* START Provided data *

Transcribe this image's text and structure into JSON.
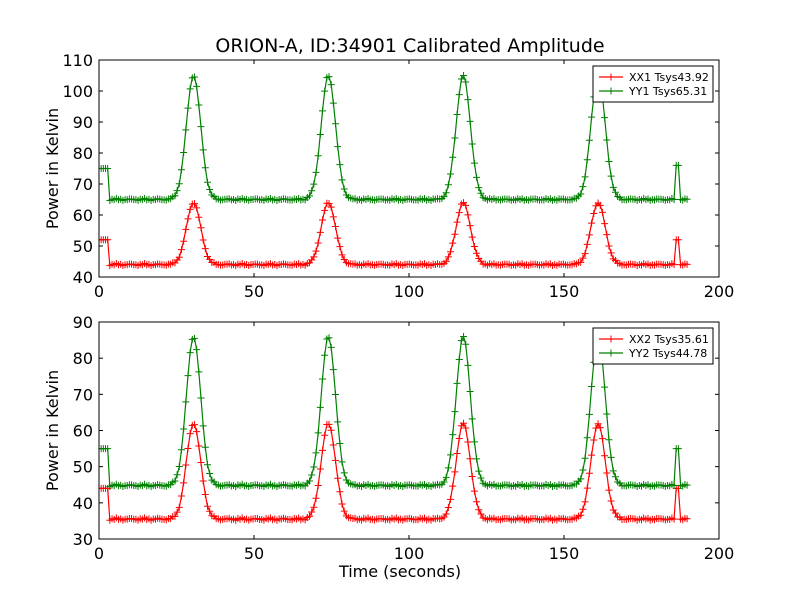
{
  "title": "ORION-A, ID:34901 Calibrated Amplitude",
  "chart_data": [
    {
      "type": "line",
      "title": "ORION-A, ID:34901 Calibrated Amplitude",
      "xlabel": "",
      "ylabel": "Power in Kelvin",
      "xlim": [
        0,
        200
      ],
      "ylim": [
        40,
        110
      ],
      "xticks": [
        0,
        50,
        100,
        150,
        200
      ],
      "yticks": [
        40,
        50,
        60,
        70,
        80,
        90,
        100,
        110
      ],
      "grid": false,
      "legend_position": "top-right",
      "marker": "plus",
      "peak_centers": [
        30.5,
        74,
        117.5,
        161
      ],
      "series": [
        {
          "name": "XX1 Tsys43.92",
          "color": "#ff0000",
          "baseline": 44,
          "peak": 64,
          "start_level": 52,
          "end_level": 52,
          "x": [
            0,
            2.5,
            3,
            186,
            187,
            190
          ],
          "y": [
            52,
            52,
            44,
            52,
            52,
            44
          ]
        },
        {
          "name": "YY1 Tsys65.31",
          "color": "#008000",
          "baseline": 65,
          "peak": 105,
          "start_level": 75,
          "end_level": 76,
          "x": [
            0,
            2.5,
            3,
            186,
            187,
            190
          ],
          "y": [
            75,
            75,
            65,
            76,
            76,
            65
          ]
        }
      ]
    },
    {
      "type": "line",
      "title": "",
      "xlabel": "Time (seconds)",
      "ylabel": "Power in Kelvin",
      "xlim": [
        0,
        200
      ],
      "ylim": [
        30,
        90
      ],
      "xticks": [
        0,
        50,
        100,
        150,
        200
      ],
      "yticks": [
        30,
        40,
        50,
        60,
        70,
        80,
        90
      ],
      "grid": false,
      "legend_position": "top-right",
      "marker": "plus",
      "peak_centers": [
        30.5,
        74,
        117.5,
        161
      ],
      "series": [
        {
          "name": "XX2 Tsys35.61",
          "color": "#ff0000",
          "baseline": 35.5,
          "peak": 62,
          "start_level": 44,
          "end_level": 44,
          "x": [
            0,
            2.5,
            3,
            186,
            187,
            190
          ],
          "y": [
            44,
            44,
            35.5,
            44,
            44,
            35.5
          ]
        },
        {
          "name": "YY2 Tsys44.78",
          "color": "#008000",
          "baseline": 44.8,
          "peak": 86,
          "start_level": 55,
          "end_level": 55,
          "x": [
            0,
            2.5,
            3,
            186,
            187,
            190
          ],
          "y": [
            55,
            55,
            44.8,
            55,
            55,
            44.8
          ]
        }
      ]
    }
  ]
}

* END Provided data *

Repeat each record exactly, with the pictures left out.

Transcribe this image's text and structure into JSON.
{
  "title": "ORION-A, ID:34901 Calibrated Amplitude",
  "chart_data": [
    {
      "type": "line",
      "title": "ORION-A, ID:34901 Calibrated Amplitude",
      "xlabel": "",
      "ylabel": "Power in Kelvin",
      "xlim": [
        0,
        200
      ],
      "ylim": [
        40,
        110
      ],
      "xticks": [
        0,
        50,
        100,
        150,
        200
      ],
      "yticks": [
        40,
        50,
        60,
        70,
        80,
        90,
        100,
        110
      ],
      "grid": false,
      "legend_position": "top-right",
      "marker": "plus",
      "peak_centers": [
        30.5,
        74,
        117.5,
        161
      ],
      "series": [
        {
          "name": "XX1 Tsys43.92",
          "color": "#ff0000",
          "baseline": 44,
          "peak": 64,
          "start_level": 52,
          "end_level": 52,
          "x": [
            0,
            2.5,
            3,
            186,
            187,
            190
          ],
          "y": [
            52,
            52,
            44,
            52,
            52,
            44
          ]
        },
        {
          "name": "YY1 Tsys65.31",
          "color": "#008000",
          "baseline": 65,
          "peak": 105,
          "start_level": 75,
          "end_level": 76,
          "x": [
            0,
            2.5,
            3,
            186,
            187,
            190
          ],
          "y": [
            75,
            75,
            65,
            76,
            76,
            65
          ]
        }
      ]
    },
    {
      "type": "line",
      "title": "",
      "xlabel": "Time (seconds)",
      "ylabel": "Power in Kelvin",
      "xlim": [
        0,
        200
      ],
      "ylim": [
        30,
        90
      ],
      "xticks": [
        0,
        50,
        100,
        150,
        200
      ],
      "yticks": [
        30,
        40,
        50,
        60,
        70,
        80,
        90
      ],
      "grid": false,
      "legend_position": "top-right",
      "marker": "plus",
      "peak_centers": [
        30.5,
        74,
        117.5,
        161
      ],
      "series": [
        {
          "name": "XX2 Tsys35.61",
          "color": "#ff0000",
          "baseline": 35.5,
          "peak": 62,
          "start_level": 44,
          "end_level": 44,
          "x": [
            0,
            2.5,
            3,
            186,
            187,
            190
          ],
          "y": [
            44,
            44,
            35.5,
            44,
            44,
            35.5
          ]
        },
        {
          "name": "YY2 Tsys44.78",
          "color": "#008000",
          "baseline": 44.8,
          "peak": 86,
          "start_level": 55,
          "end_level": 55,
          "x": [
            0,
            2.5,
            3,
            186,
            187,
            190
          ],
          "y": [
            55,
            55,
            44.8,
            55,
            55,
            44.8
          ]
        }
      ]
    }
  ]
}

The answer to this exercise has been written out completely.